▶ Work to complete
Show all lines of the listing that hold the word "heart".

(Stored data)
—————

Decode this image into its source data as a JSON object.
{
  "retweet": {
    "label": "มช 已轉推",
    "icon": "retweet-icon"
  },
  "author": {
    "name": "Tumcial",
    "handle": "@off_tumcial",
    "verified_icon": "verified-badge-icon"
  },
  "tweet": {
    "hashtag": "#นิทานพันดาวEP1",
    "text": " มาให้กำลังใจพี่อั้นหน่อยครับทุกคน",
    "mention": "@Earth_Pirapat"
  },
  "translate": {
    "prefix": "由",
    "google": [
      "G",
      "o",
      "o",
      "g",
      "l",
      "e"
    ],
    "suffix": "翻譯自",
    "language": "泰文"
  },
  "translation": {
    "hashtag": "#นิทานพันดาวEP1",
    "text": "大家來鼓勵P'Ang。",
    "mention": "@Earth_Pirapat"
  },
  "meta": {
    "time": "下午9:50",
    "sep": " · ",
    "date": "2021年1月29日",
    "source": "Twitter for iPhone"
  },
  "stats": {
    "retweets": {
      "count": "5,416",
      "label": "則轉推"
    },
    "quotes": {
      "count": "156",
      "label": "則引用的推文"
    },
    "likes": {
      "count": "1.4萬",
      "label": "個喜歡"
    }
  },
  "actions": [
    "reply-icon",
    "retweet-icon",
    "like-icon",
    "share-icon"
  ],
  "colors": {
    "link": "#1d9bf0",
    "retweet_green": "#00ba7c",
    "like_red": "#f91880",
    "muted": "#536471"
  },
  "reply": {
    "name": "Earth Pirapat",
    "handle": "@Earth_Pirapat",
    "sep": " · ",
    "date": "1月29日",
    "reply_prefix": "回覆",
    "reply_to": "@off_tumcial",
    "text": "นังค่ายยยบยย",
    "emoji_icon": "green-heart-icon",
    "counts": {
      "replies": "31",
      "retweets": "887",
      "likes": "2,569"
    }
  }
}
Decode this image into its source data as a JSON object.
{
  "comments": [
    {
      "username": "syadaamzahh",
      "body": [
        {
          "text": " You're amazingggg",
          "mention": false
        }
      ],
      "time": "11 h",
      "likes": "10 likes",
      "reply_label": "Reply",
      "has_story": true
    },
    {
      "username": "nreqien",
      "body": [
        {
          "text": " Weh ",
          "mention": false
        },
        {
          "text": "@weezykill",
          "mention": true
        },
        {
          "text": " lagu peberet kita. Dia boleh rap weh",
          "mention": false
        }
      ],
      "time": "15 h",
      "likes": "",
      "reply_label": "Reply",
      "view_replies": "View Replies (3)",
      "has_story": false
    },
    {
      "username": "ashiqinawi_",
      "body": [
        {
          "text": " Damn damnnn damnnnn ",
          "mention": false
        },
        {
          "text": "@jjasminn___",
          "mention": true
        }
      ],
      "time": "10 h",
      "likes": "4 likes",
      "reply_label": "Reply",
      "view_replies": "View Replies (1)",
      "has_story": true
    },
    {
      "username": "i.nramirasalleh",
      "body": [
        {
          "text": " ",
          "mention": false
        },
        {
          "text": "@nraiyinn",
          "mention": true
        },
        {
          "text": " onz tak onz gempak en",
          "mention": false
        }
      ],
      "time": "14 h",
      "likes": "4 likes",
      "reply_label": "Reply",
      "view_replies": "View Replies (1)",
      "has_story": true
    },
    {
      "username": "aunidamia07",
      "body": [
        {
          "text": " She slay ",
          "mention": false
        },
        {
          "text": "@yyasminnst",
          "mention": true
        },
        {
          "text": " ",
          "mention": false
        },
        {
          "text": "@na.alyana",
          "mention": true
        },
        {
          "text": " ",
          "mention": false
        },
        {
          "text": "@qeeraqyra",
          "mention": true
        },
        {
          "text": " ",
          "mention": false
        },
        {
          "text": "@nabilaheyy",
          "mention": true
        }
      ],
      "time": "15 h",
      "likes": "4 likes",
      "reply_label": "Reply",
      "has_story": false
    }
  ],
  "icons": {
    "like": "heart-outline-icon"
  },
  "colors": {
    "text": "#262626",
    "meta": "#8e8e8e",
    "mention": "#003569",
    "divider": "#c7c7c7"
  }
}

—————

▶ Answer to the exercise
    "emoji_icon": "green-heart-icon",
    "like": "heart-outline-icon"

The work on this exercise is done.